## MATERIAL SHOWN
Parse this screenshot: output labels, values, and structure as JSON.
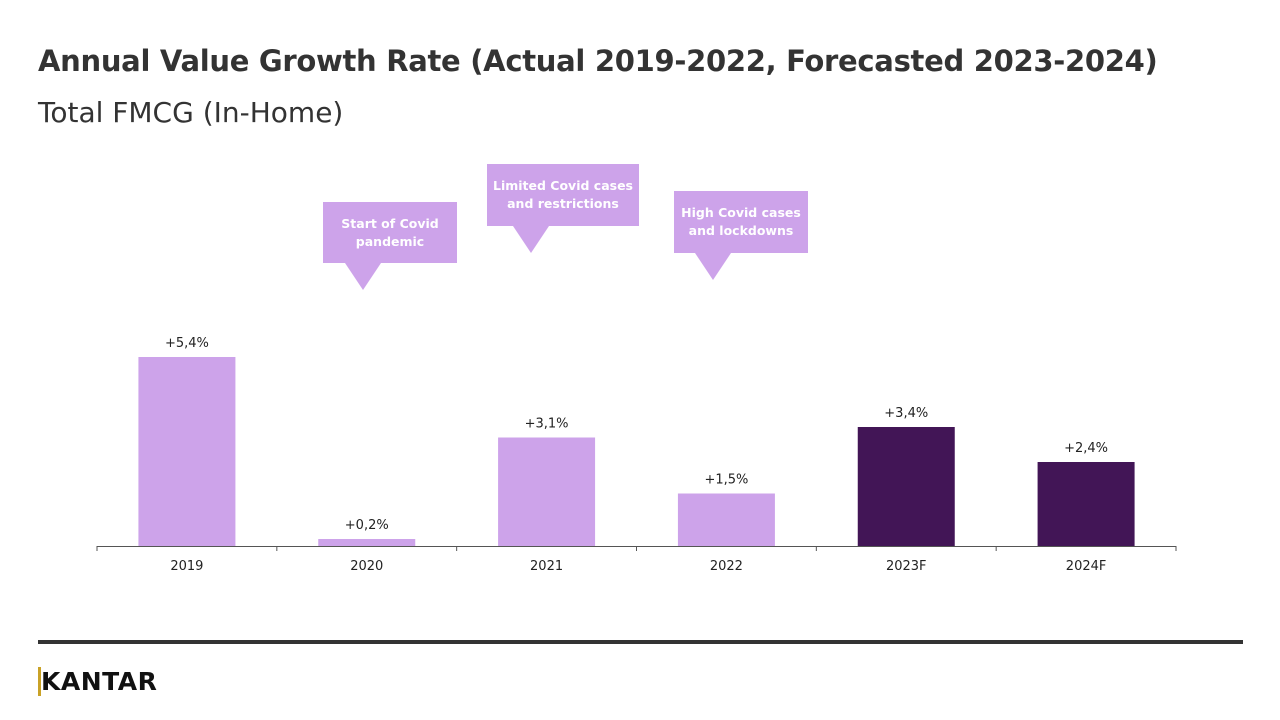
{
  "header": {
    "title": "Annual Value Growth Rate  (Actual 2019-2022, Forecasted 2023-2024)",
    "subtitle": "Total FMCG (In-Home)"
  },
  "chart_data": {
    "type": "bar",
    "categories": [
      "2019",
      "2020",
      "2021",
      "2022",
      "2023F",
      "2024F"
    ],
    "values": [
      5.4,
      0.2,
      3.1,
      1.5,
      3.4,
      2.4
    ],
    "data_labels": [
      "+5,4%",
      "+0,2%",
      "+3,1%",
      "+1,5%",
      "+3,4%",
      "+2,4%"
    ],
    "colors": [
      "#cda3ea",
      "#cda3ea",
      "#cda3ea",
      "#cda3ea",
      "#421556",
      "#421556"
    ],
    "ylim": [
      0,
      5.4
    ],
    "grid": false,
    "annotations": [
      "Start of Covid\npandemic",
      "Limited Covid cases\nand restrictions",
      "High Covid cases\nand lockdowns"
    ]
  },
  "footer": {
    "logo": "KANTAR"
  }
}
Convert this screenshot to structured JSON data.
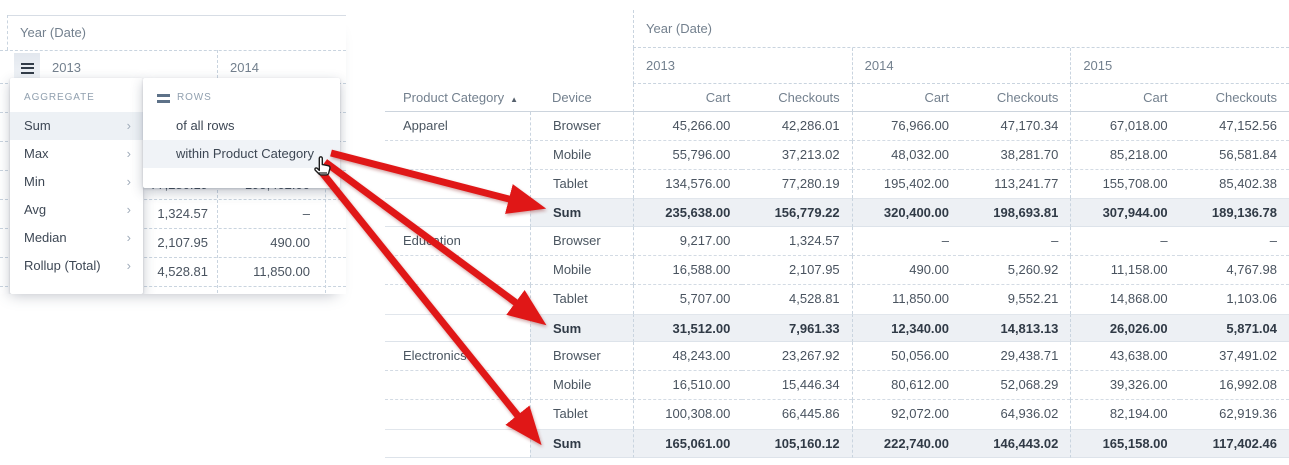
{
  "colors": {
    "accent_red": "#e01717",
    "sum_row_bg": "#edf0f4",
    "menu_highlight_bg": "#edf1f5",
    "header_text": "#73808e",
    "body_text": "#49535f",
    "dashed_border": "#c9d4df"
  },
  "left_panel": {
    "year_header": "Year (Date)",
    "years": [
      "2013",
      "2014"
    ],
    "aggregate_menu": {
      "title": "AGGREGATE",
      "items": [
        {
          "label": "Sum",
          "active": true
        },
        {
          "label": "Max",
          "active": false
        },
        {
          "label": "Min",
          "active": false
        },
        {
          "label": "Avg",
          "active": false
        },
        {
          "label": "Median",
          "active": false
        },
        {
          "label": "Rollup (Total)",
          "active": false
        }
      ]
    },
    "rows_submenu": {
      "title": "ROWS",
      "items": [
        {
          "label": "of all rows",
          "hovered": false
        },
        {
          "label": "within Product Category",
          "hovered": true
        }
      ]
    },
    "background_rows": [
      [
        "77,280.19",
        "195,402.00"
      ],
      [
        "1,324.57",
        "–"
      ],
      [
        "2,107.95",
        "490.00"
      ],
      [
        "4,528.81",
        "11,850.00"
      ]
    ]
  },
  "table": {
    "year_header": "Year (Date)",
    "years": [
      "2013",
      "2014",
      "2015"
    ],
    "category_header": "Product Category",
    "sort_indicator": "▲",
    "device_header": "Device",
    "metric_headers": [
      "Cart",
      "Checkouts"
    ],
    "sum_label": "Sum",
    "groups": [
      {
        "category": "Apparel",
        "rows": [
          {
            "device": "Browser",
            "values": [
              "45,266.00",
              "42,286.01",
              "76,966.00",
              "47,170.34",
              "67,018.00",
              "47,152.56"
            ]
          },
          {
            "device": "Mobile",
            "values": [
              "55,796.00",
              "37,213.02",
              "48,032.00",
              "38,281.70",
              "85,218.00",
              "56,581.84"
            ]
          },
          {
            "device": "Tablet",
            "values": [
              "134,576.00",
              "77,280.19",
              "195,402.00",
              "113,241.77",
              "155,708.00",
              "85,402.38"
            ]
          }
        ],
        "sum": [
          "235,638.00",
          "156,779.22",
          "320,400.00",
          "198,693.81",
          "307,944.00",
          "189,136.78"
        ]
      },
      {
        "category": "Education",
        "rows": [
          {
            "device": "Browser",
            "values": [
              "9,217.00",
              "1,324.57",
              "–",
              "–",
              "–",
              "–"
            ]
          },
          {
            "device": "Mobile",
            "values": [
              "16,588.00",
              "2,107.95",
              "490.00",
              "5,260.92",
              "11,158.00",
              "4,767.98"
            ]
          },
          {
            "device": "Tablet",
            "values": [
              "5,707.00",
              "4,528.81",
              "11,850.00",
              "9,552.21",
              "14,868.00",
              "1,103.06"
            ]
          }
        ],
        "sum": [
          "31,512.00",
          "7,961.33",
          "12,340.00",
          "14,813.13",
          "26,026.00",
          "5,871.04"
        ]
      },
      {
        "category": "Electronics",
        "rows": [
          {
            "device": "Browser",
            "values": [
              "48,243.00",
              "23,267.92",
              "50,056.00",
              "29,438.71",
              "43,638.00",
              "37,491.02"
            ]
          },
          {
            "device": "Mobile",
            "values": [
              "16,510.00",
              "15,446.34",
              "80,612.00",
              "52,068.29",
              "39,326.00",
              "16,992.08"
            ]
          },
          {
            "device": "Tablet",
            "values": [
              "100,308.00",
              "66,445.86",
              "92,072.00",
              "64,936.02",
              "82,194.00",
              "62,919.36"
            ]
          }
        ],
        "sum": [
          "165,061.00",
          "105,160.12",
          "222,740.00",
          "146,443.02",
          "165,158.00",
          "117,402.46"
        ]
      }
    ]
  }
}
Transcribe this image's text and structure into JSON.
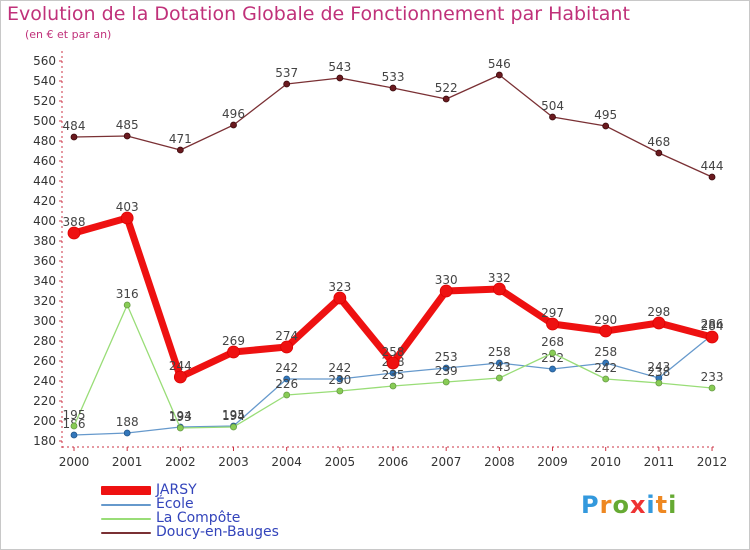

## PROBLEM DETAILS
Reproduce the material above verbatim; omit every picture.

## RIGHT ANSWER
Parse this screenshot: output labels, values, and structure as JSON.
{
  "header": {
    "title": "Annual Value Growth Rate  (Actual 2019-2022, Forecasted 2023-2024)",
    "subtitle": "Total FMCG (In-Home)"
  },
  "chart_data": {
    "type": "bar",
    "categories": [
      "2019",
      "2020",
      "2021",
      "2022",
      "2023F",
      "2024F"
    ],
    "values": [
      5.4,
      0.2,
      3.1,
      1.5,
      3.4,
      2.4
    ],
    "data_labels": [
      "+5,4%",
      "+0,2%",
      "+3,1%",
      "+1,5%",
      "+3,4%",
      "+2,4%"
    ],
    "colors": [
      "#cda3ea",
      "#cda3ea",
      "#cda3ea",
      "#cda3ea",
      "#421556",
      "#421556"
    ],
    "ylim": [
      0,
      5.4
    ],
    "grid": false,
    "annotations": [
      "Start of Covid\npandemic",
      "Limited Covid cases\nand restrictions",
      "High Covid cases\nand lockdowns"
    ]
  },
  "footer": {
    "logo": "KANTAR"
  }
}
Convert this screenshot to structured JSON data.
{
  "colors": {
    "accent_red": "#e01717",
    "sum_row_bg": "#edf0f4",
    "menu_highlight_bg": "#edf1f5",
    "header_text": "#73808e",
    "body_text": "#49535f",
    "dashed_border": "#c9d4df"
  },
  "left_panel": {
    "year_header": "Year (Date)",
    "years": [
      "2013",
      "2014"
    ],
    "aggregate_menu": {
      "title": "AGGREGATE",
      "items": [
        {
          "label": "Sum",
          "active": true
        },
        {
          "label": "Max",
          "active": false
        },
        {
          "label": "Min",
          "active": false
        },
        {
          "label": "Avg",
          "active": false
        },
        {
          "label": "Median",
          "active": false
        },
        {
          "label": "Rollup (Total)",
          "active": false
        }
      ]
    },
    "rows_submenu": {
      "title": "ROWS",
      "items": [
        {
          "label": "of all rows",
          "hovered": false
        },
        {
          "label": "within Product Category",
          "hovered": true
        }
      ]
    },
    "background_rows": [
      [
        "77,280.19",
        "195,402.00"
      ],
      [
        "1,324.57",
        "–"
      ],
      [
        "2,107.95",
        "490.00"
      ],
      [
        "4,528.81",
        "11,850.00"
      ]
    ]
  },
  "table": {
    "year_header": "Year (Date)",
    "years": [
      "2013",
      "2014",
      "2015"
    ],
    "category_header": "Product Category",
    "sort_indicator": "▲",
    "device_header": "Device",
    "metric_headers": [
      "Cart",
      "Checkouts"
    ],
    "sum_label": "Sum",
    "groups": [
      {
        "category": "Apparel",
        "rows": [
          {
            "device": "Browser",
            "values": [
              "45,266.00",
              "42,286.01",
              "76,966.00",
              "47,170.34",
              "67,018.00",
              "47,152.56"
            ]
          },
          {
            "device": "Mobile",
            "values": [
              "55,796.00",
              "37,213.02",
              "48,032.00",
              "38,281.70",
              "85,218.00",
              "56,581.84"
            ]
          },
          {
            "device": "Tablet",
            "values": [
              "134,576.00",
              "77,280.19",
              "195,402.00",
              "113,241.77",
              "155,708.00",
              "85,402.38"
            ]
          }
        ],
        "sum": [
          "235,638.00",
          "156,779.22",
          "320,400.00",
          "198,693.81",
          "307,944.00",
          "189,136.78"
        ]
      },
      {
        "category": "Education",
        "rows": [
          {
            "device": "Browser",
            "values": [
              "9,217.00",
              "1,324.57",
              "–",
              "–",
              "–",
              "–"
            ]
          },
          {
            "device": "Mobile",
            "values": [
              "16,588.00",
              "2,107.95",
              "490.00",
              "5,260.92",
              "11,158.00",
              "4,767.98"
            ]
          },
          {
            "device": "Tablet",
            "values": [
              "5,707.00",
              "4,528.81",
              "11,850.00",
              "9,552.21",
              "14,868.00",
              "1,103.06"
            ]
          }
        ],
        "sum": [
          "31,512.00",
          "7,961.33",
          "12,340.00",
          "14,813.13",
          "26,026.00",
          "5,871.04"
        ]
      },
      {
        "category": "Electronics",
        "rows": [
          {
            "device": "Browser",
            "values": [
              "48,243.00",
              "23,267.92",
              "50,056.00",
              "29,438.71",
              "43,638.00",
              "37,491.02"
            ]
          },
          {
            "device": "Mobile",
            "values": [
              "16,510.00",
              "15,446.34",
              "80,612.00",
              "52,068.29",
              "39,326.00",
              "16,992.08"
            ]
          },
          {
            "device": "Tablet",
            "values": [
              "100,308.00",
              "66,445.86",
              "92,072.00",
              "64,936.02",
              "82,194.00",
              "62,919.36"
            ]
          }
        ],
        "sum": [
          "165,061.00",
          "105,160.12",
          "222,740.00",
          "146,443.02",
          "165,158.00",
          "117,402.46"
        ]
      }
    ]
  }
}
Transcribe this image's text and structure into JSON.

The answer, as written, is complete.